→ What the task requires
How many lines hold the string "Extract"? Give only the number.

→ Recorded data
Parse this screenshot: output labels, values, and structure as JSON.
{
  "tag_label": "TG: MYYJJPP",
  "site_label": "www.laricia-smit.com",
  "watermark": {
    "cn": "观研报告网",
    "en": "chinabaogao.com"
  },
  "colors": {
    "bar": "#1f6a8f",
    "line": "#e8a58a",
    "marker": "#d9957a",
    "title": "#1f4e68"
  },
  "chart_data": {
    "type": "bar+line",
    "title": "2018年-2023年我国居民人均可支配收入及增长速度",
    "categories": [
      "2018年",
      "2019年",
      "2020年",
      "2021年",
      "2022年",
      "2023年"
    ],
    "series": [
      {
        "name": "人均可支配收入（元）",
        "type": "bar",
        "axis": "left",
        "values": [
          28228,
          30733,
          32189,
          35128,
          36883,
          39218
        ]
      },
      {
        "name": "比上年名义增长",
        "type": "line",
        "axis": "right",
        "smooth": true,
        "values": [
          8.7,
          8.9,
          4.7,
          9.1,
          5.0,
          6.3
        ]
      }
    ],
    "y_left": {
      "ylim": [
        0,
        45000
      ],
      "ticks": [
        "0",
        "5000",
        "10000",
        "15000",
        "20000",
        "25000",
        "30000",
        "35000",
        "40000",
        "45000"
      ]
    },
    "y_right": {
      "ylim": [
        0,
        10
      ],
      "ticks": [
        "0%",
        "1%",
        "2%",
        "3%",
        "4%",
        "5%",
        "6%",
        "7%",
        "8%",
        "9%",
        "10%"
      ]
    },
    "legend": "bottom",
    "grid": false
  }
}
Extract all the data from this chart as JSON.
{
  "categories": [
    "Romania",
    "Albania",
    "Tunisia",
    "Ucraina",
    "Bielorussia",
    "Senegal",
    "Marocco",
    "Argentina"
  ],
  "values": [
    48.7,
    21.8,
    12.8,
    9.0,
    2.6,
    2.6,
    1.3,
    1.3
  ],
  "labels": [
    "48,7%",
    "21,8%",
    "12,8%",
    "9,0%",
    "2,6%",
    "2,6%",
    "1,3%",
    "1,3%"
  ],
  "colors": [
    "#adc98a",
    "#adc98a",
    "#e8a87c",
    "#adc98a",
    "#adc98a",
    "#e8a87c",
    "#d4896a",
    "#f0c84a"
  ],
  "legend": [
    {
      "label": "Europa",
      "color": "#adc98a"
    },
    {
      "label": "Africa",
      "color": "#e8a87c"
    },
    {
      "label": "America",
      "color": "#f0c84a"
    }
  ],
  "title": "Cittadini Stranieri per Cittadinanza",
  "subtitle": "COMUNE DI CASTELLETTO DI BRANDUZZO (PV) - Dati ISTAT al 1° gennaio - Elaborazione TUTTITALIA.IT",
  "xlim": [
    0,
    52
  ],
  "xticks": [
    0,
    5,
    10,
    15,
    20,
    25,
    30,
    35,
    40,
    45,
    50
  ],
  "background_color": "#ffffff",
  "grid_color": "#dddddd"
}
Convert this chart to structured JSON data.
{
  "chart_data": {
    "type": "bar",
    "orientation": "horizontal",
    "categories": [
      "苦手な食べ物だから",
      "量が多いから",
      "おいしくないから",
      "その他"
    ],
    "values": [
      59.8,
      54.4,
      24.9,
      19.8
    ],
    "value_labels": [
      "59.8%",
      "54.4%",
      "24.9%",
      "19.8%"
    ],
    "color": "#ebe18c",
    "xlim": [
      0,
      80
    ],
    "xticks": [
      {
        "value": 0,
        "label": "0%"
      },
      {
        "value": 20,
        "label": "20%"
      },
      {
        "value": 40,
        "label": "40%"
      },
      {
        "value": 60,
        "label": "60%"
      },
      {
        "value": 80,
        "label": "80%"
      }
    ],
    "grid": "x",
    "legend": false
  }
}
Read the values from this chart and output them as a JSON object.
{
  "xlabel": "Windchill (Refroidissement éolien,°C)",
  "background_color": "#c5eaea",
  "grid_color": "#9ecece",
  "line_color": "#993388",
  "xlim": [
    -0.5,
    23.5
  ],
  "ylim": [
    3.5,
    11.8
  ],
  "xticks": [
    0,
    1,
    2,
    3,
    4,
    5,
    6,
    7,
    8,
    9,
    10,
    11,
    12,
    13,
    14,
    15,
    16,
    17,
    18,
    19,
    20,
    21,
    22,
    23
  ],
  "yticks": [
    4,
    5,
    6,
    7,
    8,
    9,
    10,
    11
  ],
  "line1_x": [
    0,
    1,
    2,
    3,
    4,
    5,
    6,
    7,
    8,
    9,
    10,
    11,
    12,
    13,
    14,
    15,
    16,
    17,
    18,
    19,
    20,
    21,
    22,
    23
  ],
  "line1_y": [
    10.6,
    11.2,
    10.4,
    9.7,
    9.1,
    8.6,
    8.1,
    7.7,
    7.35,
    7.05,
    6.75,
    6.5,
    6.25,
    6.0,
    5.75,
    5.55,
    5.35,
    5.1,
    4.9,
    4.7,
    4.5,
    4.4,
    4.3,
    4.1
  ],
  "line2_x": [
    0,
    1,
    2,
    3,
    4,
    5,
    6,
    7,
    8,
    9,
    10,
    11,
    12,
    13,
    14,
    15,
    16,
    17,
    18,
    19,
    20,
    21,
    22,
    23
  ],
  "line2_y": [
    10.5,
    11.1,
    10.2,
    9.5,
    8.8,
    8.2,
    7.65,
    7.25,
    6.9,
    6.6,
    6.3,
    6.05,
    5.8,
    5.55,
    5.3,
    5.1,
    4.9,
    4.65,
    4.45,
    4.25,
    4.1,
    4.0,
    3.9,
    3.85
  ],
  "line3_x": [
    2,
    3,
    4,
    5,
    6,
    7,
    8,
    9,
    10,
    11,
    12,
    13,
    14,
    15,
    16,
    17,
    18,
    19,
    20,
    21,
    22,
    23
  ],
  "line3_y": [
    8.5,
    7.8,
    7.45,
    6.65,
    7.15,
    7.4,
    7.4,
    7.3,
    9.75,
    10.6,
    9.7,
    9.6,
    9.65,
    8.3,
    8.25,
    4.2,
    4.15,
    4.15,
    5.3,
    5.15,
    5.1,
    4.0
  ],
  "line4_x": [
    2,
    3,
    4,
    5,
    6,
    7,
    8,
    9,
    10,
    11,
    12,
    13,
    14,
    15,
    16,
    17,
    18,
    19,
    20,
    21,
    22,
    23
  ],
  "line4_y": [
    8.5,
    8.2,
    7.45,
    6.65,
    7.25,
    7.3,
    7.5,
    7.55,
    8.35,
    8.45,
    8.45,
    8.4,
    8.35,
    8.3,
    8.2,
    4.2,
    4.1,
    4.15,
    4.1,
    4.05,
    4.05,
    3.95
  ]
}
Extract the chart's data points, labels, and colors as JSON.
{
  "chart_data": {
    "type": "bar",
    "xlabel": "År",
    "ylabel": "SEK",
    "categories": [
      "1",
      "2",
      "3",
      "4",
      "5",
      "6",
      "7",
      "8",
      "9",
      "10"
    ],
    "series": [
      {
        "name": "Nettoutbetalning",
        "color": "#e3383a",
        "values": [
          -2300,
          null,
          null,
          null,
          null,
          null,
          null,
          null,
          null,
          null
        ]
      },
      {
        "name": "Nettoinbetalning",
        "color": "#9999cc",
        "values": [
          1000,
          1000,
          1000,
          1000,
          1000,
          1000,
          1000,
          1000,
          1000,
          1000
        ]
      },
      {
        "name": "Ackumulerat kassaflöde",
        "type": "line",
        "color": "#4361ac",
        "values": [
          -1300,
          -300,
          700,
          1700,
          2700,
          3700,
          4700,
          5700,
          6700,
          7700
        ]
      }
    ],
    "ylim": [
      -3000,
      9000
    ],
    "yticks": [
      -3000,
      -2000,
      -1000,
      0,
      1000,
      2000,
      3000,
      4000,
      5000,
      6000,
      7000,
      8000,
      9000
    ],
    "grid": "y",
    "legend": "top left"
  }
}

→ Written response
2